__Consigne de travail 1__
D'après le texte sur la vérification des agences de placement par la CSST, combien d'agences de placement sont inscrites à cet organisme ?
__Consigne de travail 2__
Poursuivez le texte sur la vérification des agences de placement par la CSST à partir de sa dernière phrase.

===== Texte du document

La Commission de la santé et de la sécurité du travail (CSST) procédera cette année à une vérification des agences de placement de personnel. Objectif: déterminer si elles sont les «véritables employeurs» des travailleurs pour lesquels elles paient des cotisations.

La Commission de la santé et de la sécurité du travail (CSST) procédera cette année à une vérification des agences de placement de personnel. Objectif: déterminer si elles sont les «véritables employeurs» des travailleurs pour lesquels elles paient des cotisations.

André Beauchemin, vice-président finances de la CSST, a confirmé cette opération lors d'une entrevue exclusive avec La Presse Affaires.

Quelque 550 agences de placement sont inscrites à la CSST. La masse salariale sur lesquelles elles paient des cotisations était de 650 M$ en 2007. Depuis cinq ans, elle a fait un bond de 5% par année, soit 2% de plus que l'ensemble des entreprises.

==========
===== Données fournies

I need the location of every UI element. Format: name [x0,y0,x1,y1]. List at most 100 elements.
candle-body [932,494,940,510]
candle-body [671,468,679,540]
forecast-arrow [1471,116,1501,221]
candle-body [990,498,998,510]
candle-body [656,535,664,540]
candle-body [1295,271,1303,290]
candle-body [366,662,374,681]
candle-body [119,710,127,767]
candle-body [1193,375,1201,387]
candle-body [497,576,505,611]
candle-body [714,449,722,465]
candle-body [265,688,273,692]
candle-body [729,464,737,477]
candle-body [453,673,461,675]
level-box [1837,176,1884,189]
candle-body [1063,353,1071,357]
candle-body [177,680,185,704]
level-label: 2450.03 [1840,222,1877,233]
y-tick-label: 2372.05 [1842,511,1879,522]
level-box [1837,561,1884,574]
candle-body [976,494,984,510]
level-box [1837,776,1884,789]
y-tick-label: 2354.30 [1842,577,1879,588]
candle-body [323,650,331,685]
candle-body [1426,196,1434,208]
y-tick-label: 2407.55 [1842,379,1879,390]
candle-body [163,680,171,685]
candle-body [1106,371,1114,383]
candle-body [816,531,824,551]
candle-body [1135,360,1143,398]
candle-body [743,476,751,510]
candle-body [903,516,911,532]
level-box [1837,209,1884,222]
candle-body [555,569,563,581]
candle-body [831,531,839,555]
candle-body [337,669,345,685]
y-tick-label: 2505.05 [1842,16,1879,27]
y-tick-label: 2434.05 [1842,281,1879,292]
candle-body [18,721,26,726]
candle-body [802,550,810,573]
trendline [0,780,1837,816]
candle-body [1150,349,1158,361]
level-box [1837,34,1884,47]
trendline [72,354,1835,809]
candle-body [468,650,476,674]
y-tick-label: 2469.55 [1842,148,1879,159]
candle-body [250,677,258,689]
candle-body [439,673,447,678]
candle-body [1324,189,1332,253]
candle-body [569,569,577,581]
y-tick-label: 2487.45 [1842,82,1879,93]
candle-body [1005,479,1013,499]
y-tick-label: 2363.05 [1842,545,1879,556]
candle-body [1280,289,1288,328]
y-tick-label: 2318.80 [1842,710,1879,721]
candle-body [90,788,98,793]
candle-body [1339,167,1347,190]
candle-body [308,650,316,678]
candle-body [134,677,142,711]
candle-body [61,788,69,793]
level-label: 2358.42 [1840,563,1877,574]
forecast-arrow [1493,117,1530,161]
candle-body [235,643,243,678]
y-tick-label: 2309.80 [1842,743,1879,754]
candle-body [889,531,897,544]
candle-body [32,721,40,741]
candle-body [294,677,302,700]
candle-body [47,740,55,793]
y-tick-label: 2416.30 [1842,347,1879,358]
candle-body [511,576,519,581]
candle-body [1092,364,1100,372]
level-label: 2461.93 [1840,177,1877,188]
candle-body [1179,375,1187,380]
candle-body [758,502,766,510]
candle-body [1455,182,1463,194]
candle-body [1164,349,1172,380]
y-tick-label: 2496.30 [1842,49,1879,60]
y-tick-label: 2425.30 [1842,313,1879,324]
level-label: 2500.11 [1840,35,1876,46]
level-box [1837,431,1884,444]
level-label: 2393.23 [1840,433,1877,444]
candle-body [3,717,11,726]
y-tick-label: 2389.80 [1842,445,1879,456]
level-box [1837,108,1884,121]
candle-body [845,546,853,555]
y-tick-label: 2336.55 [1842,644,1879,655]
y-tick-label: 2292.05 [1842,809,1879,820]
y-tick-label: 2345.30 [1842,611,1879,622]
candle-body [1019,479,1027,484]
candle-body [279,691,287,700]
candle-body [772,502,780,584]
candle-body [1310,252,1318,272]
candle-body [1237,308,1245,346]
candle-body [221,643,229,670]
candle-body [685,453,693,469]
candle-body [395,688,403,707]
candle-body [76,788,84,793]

==========

__Zone de réponse 1__
Quelque 550 agences de placement sont inscrites à la CSST.

__Zone de réponse 2__
La CSST estime qu'entre 25 000 et 28 000 personnes sont à leur emploi.

«Notre décision de procéder à ces vérifications découle des développements récents de la jurisprudence sur la notion de véritable employeur», précise André Beauchemin.

La CSST en profitera également pour fournir aux agences plus d'informations sur la nouvelle structure de classification qui les a regroupées en sept catégories en 2007.

Jurisprudence

Les vérifications débuteront par un projet-pilote au cours duquel quelques agences seront visitées. La CSST validera alors une grille de critères élaborés à la lumière de la jurisprudence récente.

Dans un document de la CSST de décembre 2007 et dont La Presse Affaires a obtenu des extraits, l'organisme indique notamment que «la relation factuelle, qui définit le pouvoir d'encadrer le travail des travailleurs et d'en vérifier l'exécution, est plus importante que les contrats ou les ententes entre l'entreprise fournisseur de main-d'oeuvre».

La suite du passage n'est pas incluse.